» **Task details**
Find each line holding the word "Народная" and give the total alone.

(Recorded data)
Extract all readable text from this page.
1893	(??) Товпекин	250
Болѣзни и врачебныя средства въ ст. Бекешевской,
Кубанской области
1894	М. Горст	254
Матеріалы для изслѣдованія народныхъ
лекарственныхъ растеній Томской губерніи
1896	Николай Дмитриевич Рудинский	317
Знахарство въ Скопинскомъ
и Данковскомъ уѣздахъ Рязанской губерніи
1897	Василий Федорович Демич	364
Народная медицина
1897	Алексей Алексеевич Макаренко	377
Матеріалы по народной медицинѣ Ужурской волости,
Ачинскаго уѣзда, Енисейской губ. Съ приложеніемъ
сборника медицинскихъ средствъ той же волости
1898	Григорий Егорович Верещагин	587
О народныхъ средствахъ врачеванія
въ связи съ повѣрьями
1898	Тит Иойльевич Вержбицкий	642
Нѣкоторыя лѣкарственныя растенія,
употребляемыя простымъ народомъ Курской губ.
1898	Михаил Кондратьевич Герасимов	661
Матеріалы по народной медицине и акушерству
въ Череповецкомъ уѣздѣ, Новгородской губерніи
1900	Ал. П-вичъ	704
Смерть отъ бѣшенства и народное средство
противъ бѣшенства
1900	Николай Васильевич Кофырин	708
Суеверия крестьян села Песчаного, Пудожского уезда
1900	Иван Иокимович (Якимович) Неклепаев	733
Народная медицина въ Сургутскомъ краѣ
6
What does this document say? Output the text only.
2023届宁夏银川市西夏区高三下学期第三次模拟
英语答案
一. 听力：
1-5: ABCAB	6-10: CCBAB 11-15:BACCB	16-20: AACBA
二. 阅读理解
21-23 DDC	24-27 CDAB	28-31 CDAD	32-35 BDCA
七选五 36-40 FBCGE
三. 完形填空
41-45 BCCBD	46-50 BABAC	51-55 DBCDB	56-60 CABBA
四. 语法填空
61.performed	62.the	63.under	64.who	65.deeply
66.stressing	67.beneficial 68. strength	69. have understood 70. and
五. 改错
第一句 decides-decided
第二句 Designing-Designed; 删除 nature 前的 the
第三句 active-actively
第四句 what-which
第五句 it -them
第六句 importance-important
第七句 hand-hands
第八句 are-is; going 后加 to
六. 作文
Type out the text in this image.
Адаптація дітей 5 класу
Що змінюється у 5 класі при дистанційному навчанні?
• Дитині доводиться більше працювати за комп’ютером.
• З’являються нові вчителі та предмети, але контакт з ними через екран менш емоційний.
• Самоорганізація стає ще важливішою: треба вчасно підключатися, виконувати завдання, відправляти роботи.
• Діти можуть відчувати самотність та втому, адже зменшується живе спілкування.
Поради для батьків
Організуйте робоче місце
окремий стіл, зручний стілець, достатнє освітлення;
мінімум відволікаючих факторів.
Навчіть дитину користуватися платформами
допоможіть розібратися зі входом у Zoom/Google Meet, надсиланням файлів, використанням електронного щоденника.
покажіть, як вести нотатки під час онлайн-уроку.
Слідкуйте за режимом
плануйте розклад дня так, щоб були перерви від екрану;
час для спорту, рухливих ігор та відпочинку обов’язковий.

» **Solution below**
2